• WHAT YOU SHOULD DO:
Transcribe the listing in full, excluding any pictures.

• INFORMATION PROVIDED:
--------

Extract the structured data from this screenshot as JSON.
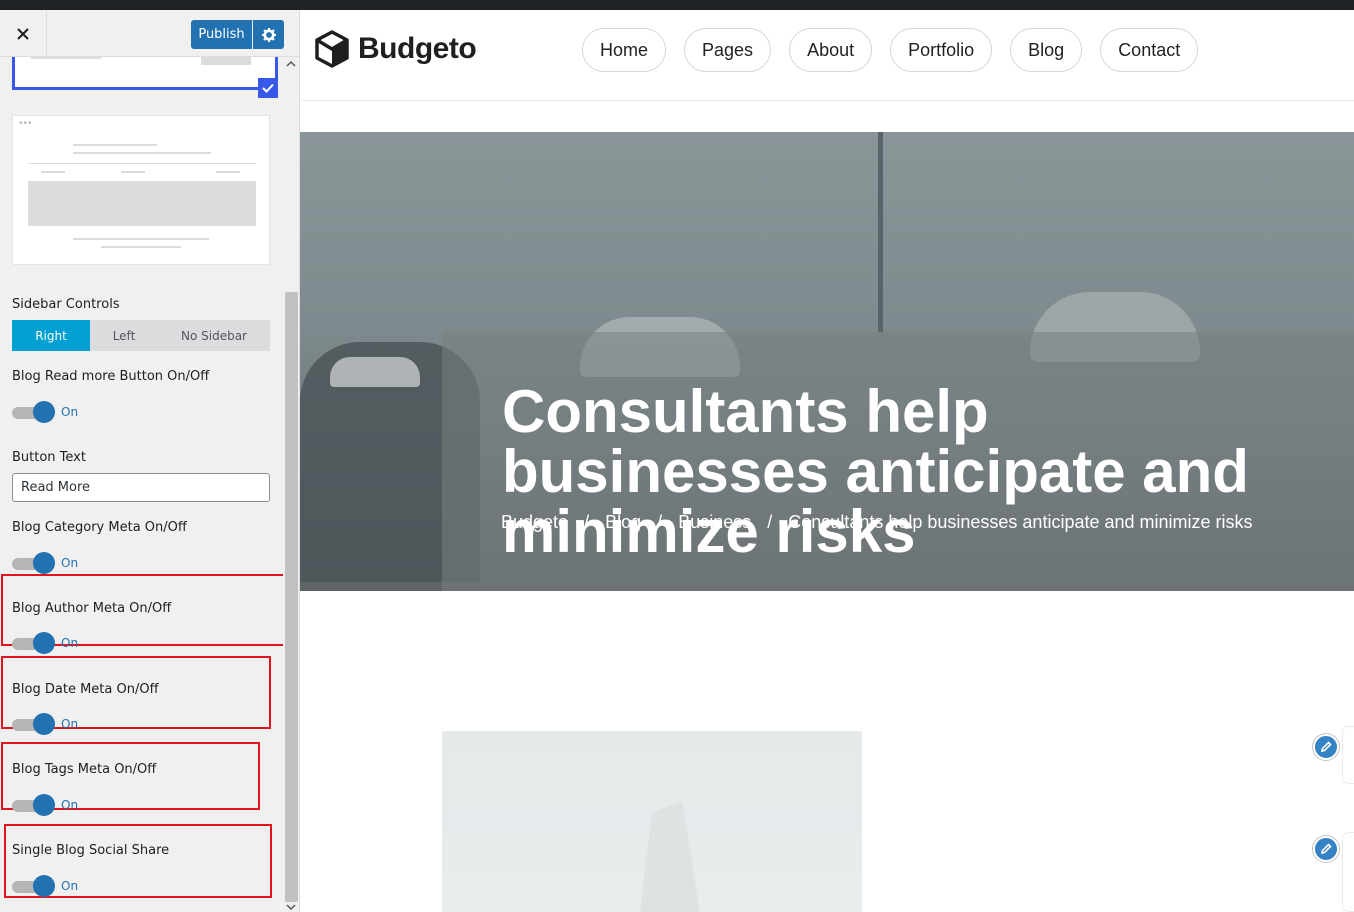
{
  "customizer": {
    "publish_label": "Publish",
    "icons": {
      "close": "close-icon",
      "settings": "gear-icon",
      "selected": "checkmark-icon",
      "scroll_up": "chevron-up-icon",
      "scroll_down": "chevron-down-icon"
    },
    "sidebar_controls": {
      "label": "Sidebar Controls",
      "options": [
        "Right",
        "Left",
        "No Sidebar"
      ],
      "selected": "Right"
    },
    "read_more": {
      "label": "Blog Read more Button On/Off",
      "state": "On"
    },
    "button_text": {
      "label": "Button Text",
      "value": "Read More"
    },
    "category_meta": {
      "label": "Blog Category Meta On/Off",
      "state": "On"
    },
    "author_meta": {
      "label": "Blog Author Meta On/Off",
      "state": "On"
    },
    "date_meta": {
      "label": "Blog Date Meta On/Off",
      "state": "On"
    },
    "tags_meta": {
      "label": "Blog Tags Meta On/Off",
      "state": "On"
    },
    "social_share": {
      "label": "Single Blog Social Share",
      "state": "On"
    },
    "colors": {
      "accent": "#2271b1",
      "segment_active": "#00a0d2",
      "highlight": "#e2141c",
      "selected_border": "#3858e9"
    }
  },
  "site": {
    "logo_text": "Budgeto",
    "logo_icon": "cube-icon",
    "nav": [
      "Home",
      "Pages",
      "About",
      "Portfolio",
      "Blog",
      "Contact"
    ],
    "hero": {
      "title": "Consultants help businesses anticipate and minimize risks",
      "breadcrumb": [
        "Budgeto",
        "/",
        "Blog",
        "/",
        "Business",
        "/",
        "Consultants help businesses anticipate and minimize risks"
      ]
    },
    "edit_icon": "pencil-icon"
  }
}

--------

• ANSWER TO THIS PROBLEM:
Extract the structured data from this screenshot as JSON.
{
  "customizer": {
    "publish_label": "Publish",
    "icons": {
      "close": "close-icon",
      "settings": "gear-icon",
      "selected": "checkmark-icon",
      "scroll_up": "chevron-up-icon",
      "scroll_down": "chevron-down-icon"
    },
    "sidebar_controls": {
      "label": "Sidebar Controls",
      "options": [
        "Right",
        "Left",
        "No Sidebar"
      ],
      "selected": "Right"
    },
    "read_more": {
      "label": "Blog Read more Button On/Off",
      "state": "On"
    },
    "button_text": {
      "label": "Button Text",
      "value": "Read More"
    },
    "category_meta": {
      "label": "Blog Category Meta On/Off",
      "state": "On"
    },
    "author_meta": {
      "label": "Blog Author Meta On/Off",
      "state": "On"
    },
    "date_meta": {
      "label": "Blog Date Meta On/Off",
      "state": "On"
    },
    "tags_meta": {
      "label": "Blog Tags Meta On/Off",
      "state": "On"
    },
    "social_share": {
      "label": "Single Blog Social Share",
      "state": "On"
    },
    "colors": {
      "accent": "#2271b1",
      "segment_active": "#00a0d2",
      "highlight": "#e2141c",
      "selected_border": "#3858e9"
    }
  },
  "site": {
    "logo_text": "Budgeto",
    "logo_icon": "cube-icon",
    "nav": [
      "Home",
      "Pages",
      "About",
      "Portfolio",
      "Blog",
      "Contact"
    ],
    "hero": {
      "title": "Consultants help businesses anticipate and minimize risks",
      "breadcrumb": [
        "Budgeto",
        "/",
        "Blog",
        "/",
        "Business",
        "/",
        "Consultants help businesses anticipate and minimize risks"
      ]
    },
    "edit_icon": "pencil-icon"
  }
}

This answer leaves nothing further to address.